= WHAT TO PRODUCE =
State how many lines in the listing below include the word "title", and add nothing besides the number.

= INFORMATION GIVEN =
◇ ◇ ◇ ◇
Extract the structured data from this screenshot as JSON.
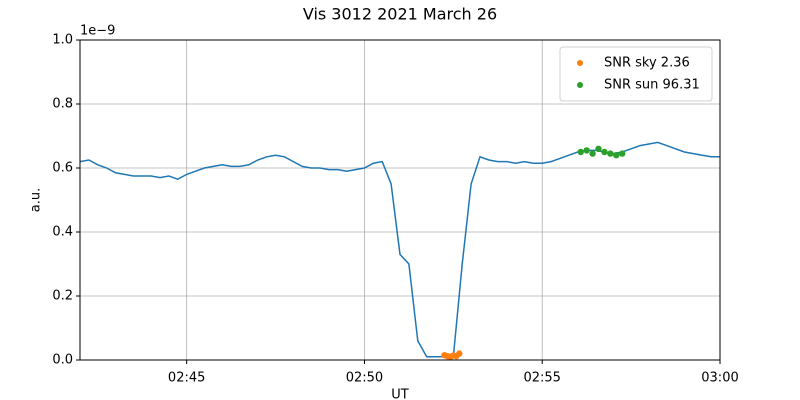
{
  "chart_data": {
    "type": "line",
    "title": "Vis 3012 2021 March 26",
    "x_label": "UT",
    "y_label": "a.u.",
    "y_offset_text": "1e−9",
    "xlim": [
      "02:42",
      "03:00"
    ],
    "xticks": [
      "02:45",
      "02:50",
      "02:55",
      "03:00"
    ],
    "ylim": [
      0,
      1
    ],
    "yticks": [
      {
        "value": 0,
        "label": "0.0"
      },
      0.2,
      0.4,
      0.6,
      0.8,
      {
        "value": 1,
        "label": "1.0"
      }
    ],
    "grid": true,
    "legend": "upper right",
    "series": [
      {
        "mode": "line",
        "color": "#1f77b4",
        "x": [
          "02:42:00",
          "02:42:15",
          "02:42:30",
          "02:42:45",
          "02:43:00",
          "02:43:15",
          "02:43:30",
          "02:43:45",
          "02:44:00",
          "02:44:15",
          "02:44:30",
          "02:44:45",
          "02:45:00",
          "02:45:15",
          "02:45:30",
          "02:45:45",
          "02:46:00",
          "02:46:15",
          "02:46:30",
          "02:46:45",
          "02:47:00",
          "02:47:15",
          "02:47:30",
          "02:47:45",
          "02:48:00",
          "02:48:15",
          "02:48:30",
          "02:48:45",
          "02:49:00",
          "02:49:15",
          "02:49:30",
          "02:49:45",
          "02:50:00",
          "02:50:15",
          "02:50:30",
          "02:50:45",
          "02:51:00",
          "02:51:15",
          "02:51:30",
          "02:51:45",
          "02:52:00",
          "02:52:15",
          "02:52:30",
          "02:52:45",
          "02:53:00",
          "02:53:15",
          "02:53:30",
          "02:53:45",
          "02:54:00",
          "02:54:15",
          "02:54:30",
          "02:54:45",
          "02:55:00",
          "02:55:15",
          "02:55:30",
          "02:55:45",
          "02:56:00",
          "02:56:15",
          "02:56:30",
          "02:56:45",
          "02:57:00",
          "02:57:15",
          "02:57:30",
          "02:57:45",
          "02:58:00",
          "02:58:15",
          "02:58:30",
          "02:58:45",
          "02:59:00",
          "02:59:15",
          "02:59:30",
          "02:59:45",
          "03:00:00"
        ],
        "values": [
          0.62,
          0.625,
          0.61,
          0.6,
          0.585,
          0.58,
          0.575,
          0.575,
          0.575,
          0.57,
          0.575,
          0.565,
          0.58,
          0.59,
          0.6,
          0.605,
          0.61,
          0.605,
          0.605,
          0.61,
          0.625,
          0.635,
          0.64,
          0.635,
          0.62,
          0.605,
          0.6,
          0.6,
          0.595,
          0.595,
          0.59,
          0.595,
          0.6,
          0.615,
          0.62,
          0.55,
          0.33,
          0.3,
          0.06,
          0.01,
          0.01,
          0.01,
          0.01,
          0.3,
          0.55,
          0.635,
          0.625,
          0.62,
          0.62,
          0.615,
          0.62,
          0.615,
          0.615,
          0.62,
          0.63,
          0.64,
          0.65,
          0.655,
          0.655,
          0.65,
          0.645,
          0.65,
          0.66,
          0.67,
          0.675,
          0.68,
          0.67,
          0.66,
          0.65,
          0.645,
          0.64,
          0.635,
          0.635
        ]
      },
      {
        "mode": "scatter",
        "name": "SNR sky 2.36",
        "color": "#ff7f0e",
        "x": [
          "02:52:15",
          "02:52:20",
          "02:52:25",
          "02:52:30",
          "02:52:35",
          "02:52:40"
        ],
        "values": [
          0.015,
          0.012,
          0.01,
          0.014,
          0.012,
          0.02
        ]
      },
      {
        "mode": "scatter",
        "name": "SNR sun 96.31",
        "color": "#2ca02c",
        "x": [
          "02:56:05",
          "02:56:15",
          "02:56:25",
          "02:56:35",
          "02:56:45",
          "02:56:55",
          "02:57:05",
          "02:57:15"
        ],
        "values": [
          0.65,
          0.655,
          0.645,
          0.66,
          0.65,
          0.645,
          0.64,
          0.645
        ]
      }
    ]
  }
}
◇ ◇ ◇ ◇
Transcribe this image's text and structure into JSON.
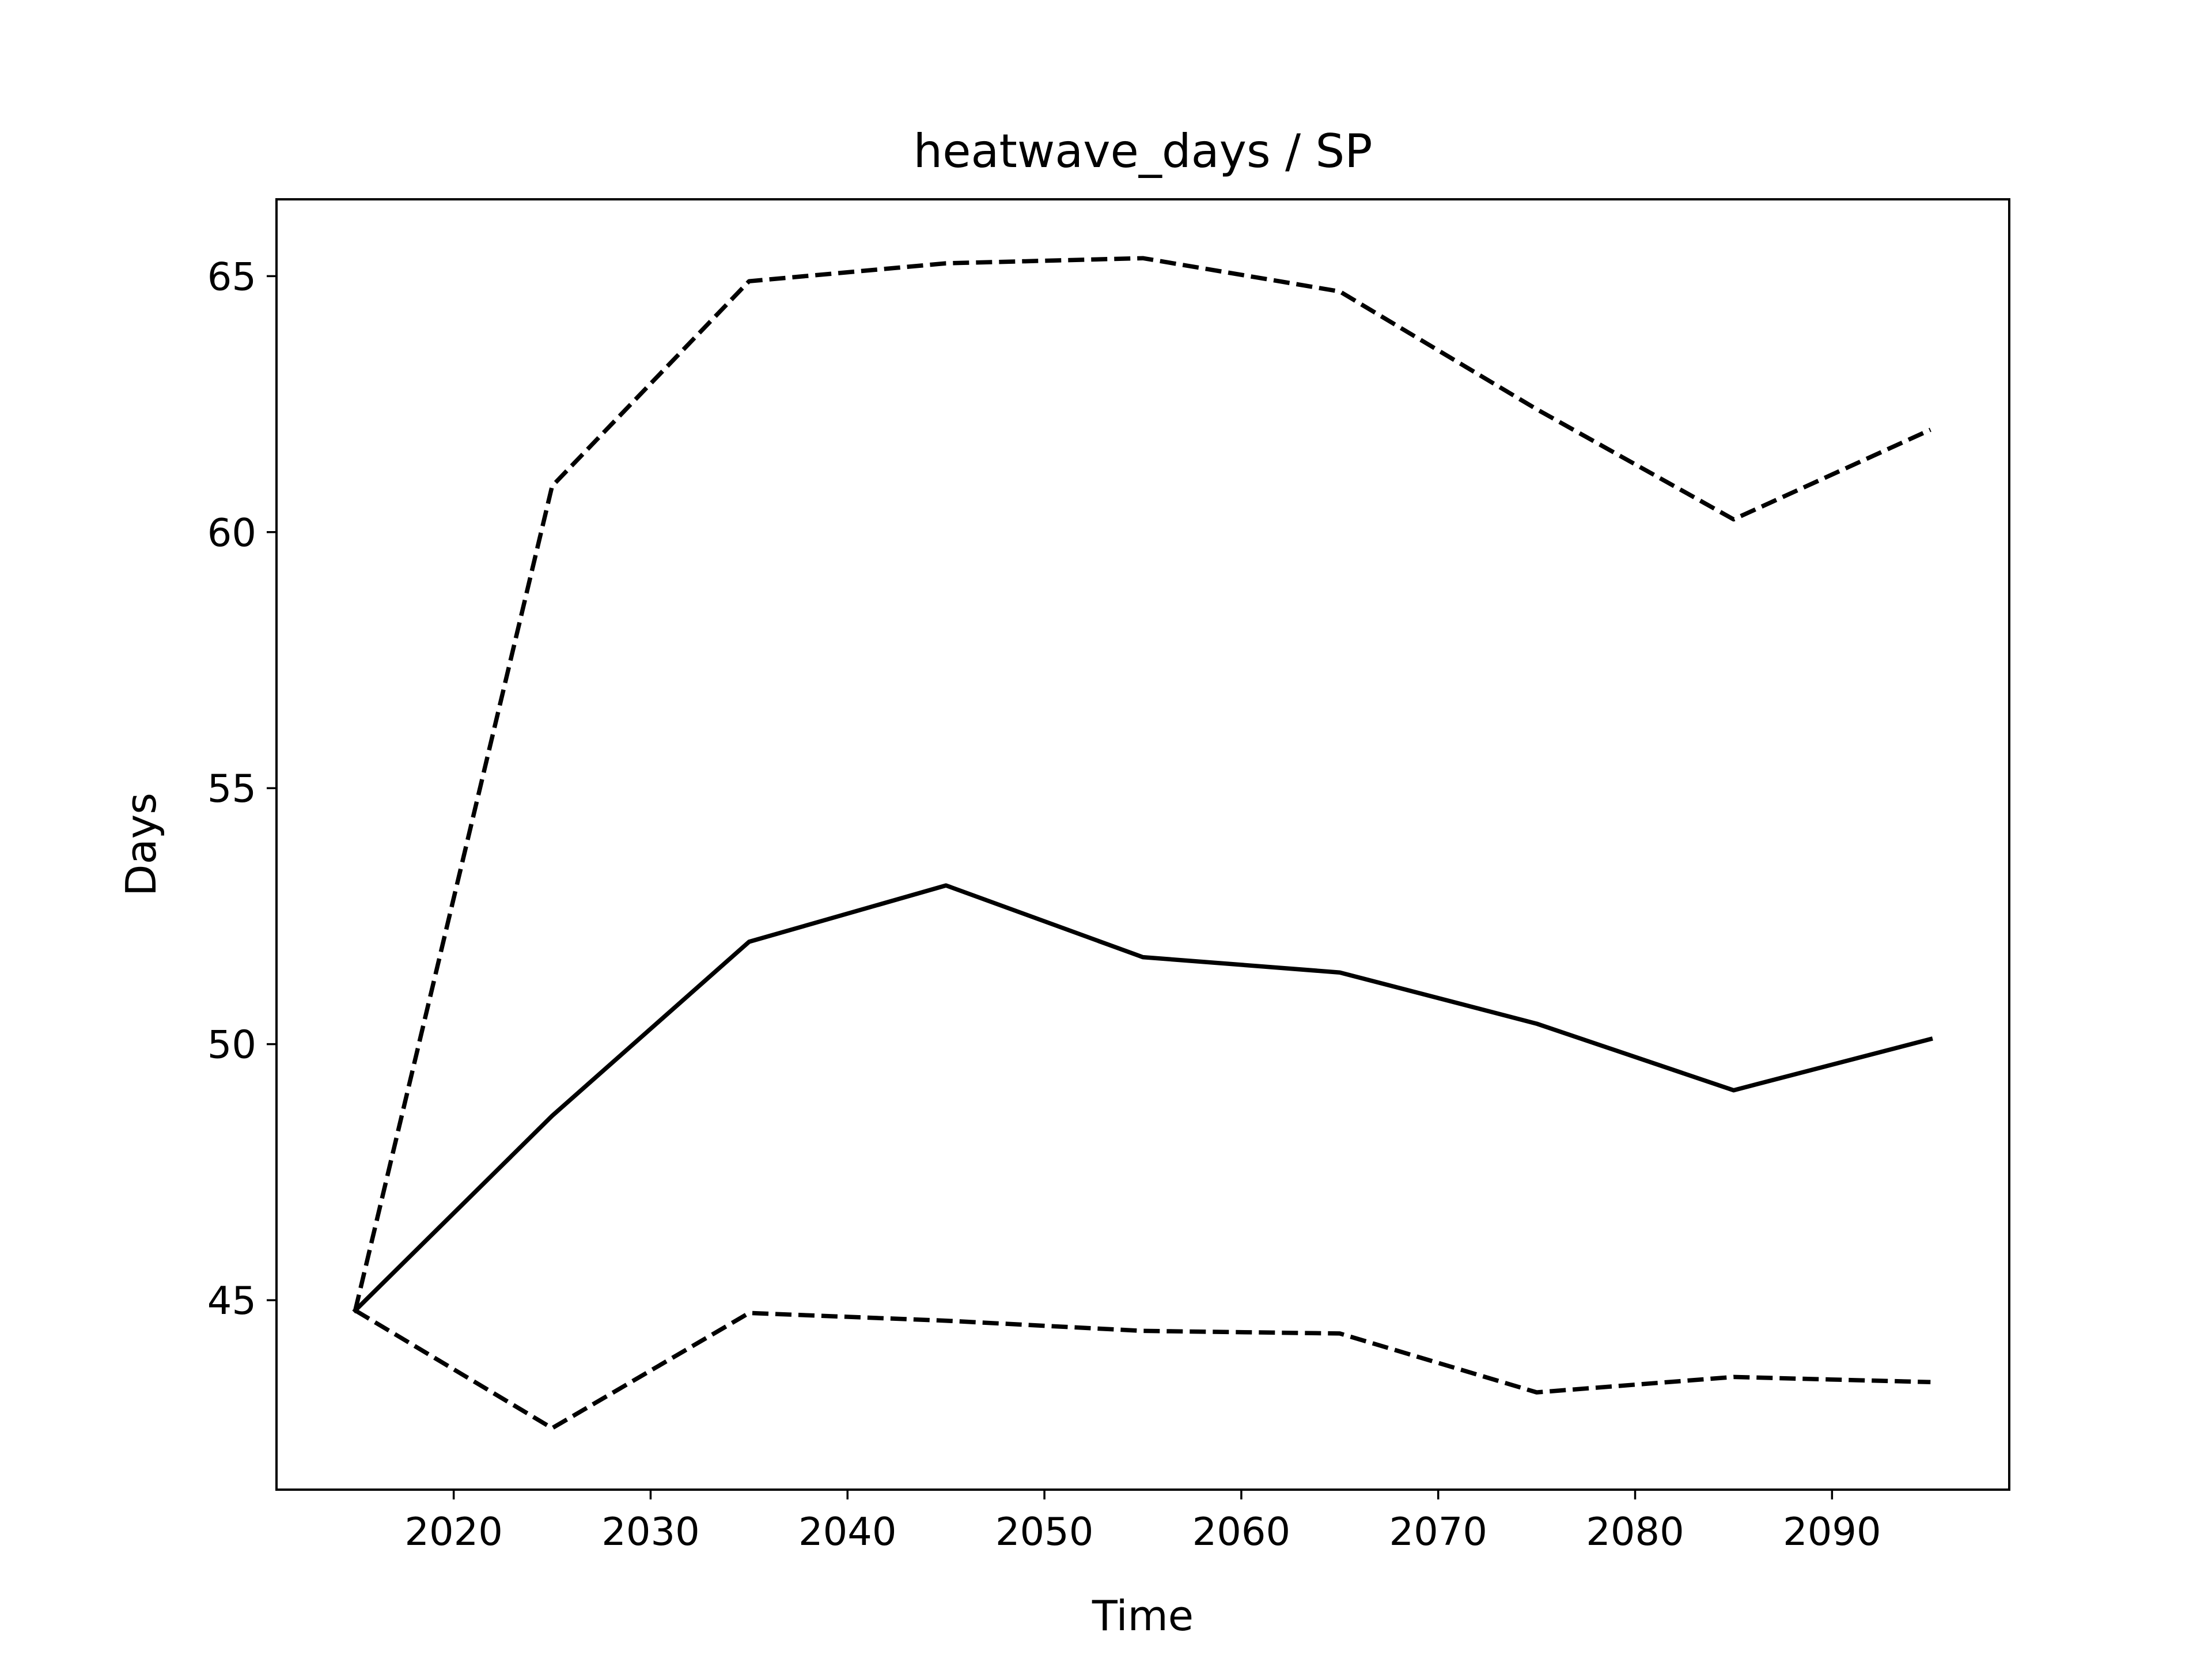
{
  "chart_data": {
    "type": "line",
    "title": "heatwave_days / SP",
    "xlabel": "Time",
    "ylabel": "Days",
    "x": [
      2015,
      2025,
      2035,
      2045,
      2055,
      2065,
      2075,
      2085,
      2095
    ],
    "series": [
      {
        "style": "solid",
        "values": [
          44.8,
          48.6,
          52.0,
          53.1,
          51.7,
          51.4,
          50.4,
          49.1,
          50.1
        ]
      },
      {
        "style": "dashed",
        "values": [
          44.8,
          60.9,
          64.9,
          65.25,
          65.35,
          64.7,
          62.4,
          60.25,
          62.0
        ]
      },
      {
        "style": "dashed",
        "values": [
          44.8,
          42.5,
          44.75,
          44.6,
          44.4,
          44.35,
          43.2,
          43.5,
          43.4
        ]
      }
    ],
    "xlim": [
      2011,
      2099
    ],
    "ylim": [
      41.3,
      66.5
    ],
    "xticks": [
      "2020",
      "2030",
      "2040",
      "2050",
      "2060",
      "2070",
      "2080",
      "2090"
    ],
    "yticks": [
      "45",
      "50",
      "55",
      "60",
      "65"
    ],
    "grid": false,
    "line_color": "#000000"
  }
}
◇ ◇ ◇ ◇
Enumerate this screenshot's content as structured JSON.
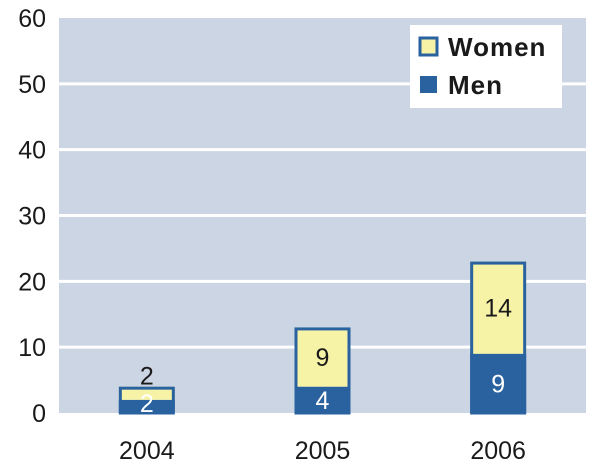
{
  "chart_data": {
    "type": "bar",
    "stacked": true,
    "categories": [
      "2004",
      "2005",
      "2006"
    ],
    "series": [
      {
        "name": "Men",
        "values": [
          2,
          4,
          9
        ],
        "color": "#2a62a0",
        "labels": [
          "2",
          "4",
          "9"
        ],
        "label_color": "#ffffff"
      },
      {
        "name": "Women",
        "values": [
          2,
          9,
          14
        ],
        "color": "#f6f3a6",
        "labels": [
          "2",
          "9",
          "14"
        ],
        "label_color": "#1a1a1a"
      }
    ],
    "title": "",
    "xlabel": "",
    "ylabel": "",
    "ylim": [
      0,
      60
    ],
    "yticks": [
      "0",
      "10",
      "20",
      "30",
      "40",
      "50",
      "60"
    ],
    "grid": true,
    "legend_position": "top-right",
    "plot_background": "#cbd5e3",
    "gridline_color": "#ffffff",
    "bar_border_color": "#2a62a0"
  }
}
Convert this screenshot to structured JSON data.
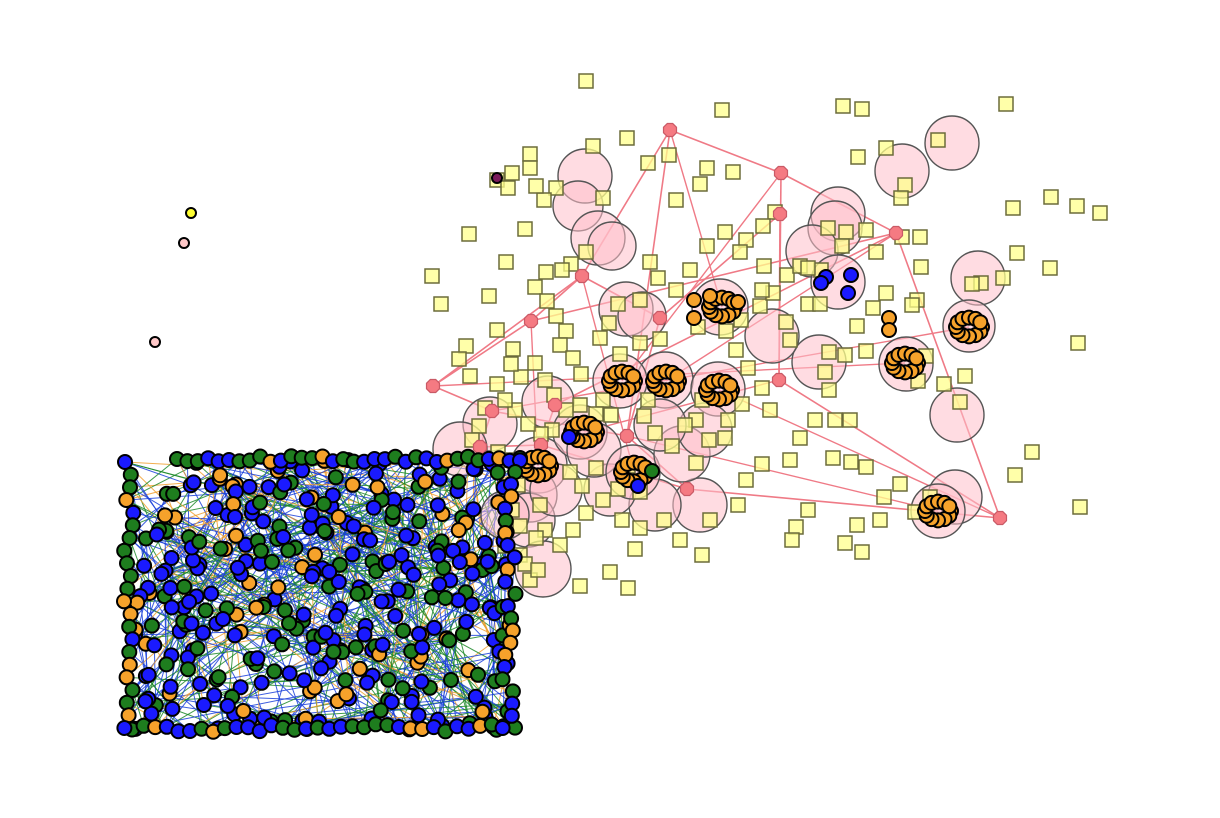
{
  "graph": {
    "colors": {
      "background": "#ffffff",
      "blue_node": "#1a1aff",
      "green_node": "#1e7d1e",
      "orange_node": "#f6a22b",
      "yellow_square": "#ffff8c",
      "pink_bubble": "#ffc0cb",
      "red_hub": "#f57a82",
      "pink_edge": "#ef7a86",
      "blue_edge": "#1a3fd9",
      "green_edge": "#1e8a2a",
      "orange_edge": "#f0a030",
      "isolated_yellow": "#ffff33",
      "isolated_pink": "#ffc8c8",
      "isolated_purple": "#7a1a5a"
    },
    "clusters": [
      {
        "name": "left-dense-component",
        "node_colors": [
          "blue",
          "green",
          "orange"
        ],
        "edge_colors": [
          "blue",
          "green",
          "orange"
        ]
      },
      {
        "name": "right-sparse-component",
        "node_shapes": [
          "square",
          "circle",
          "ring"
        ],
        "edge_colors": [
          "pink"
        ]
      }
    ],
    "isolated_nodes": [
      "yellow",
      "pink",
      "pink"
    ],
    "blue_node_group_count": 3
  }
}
◇ ◇ ◇ ◇
= OUTPUT FOR THIS EXERCISE =
3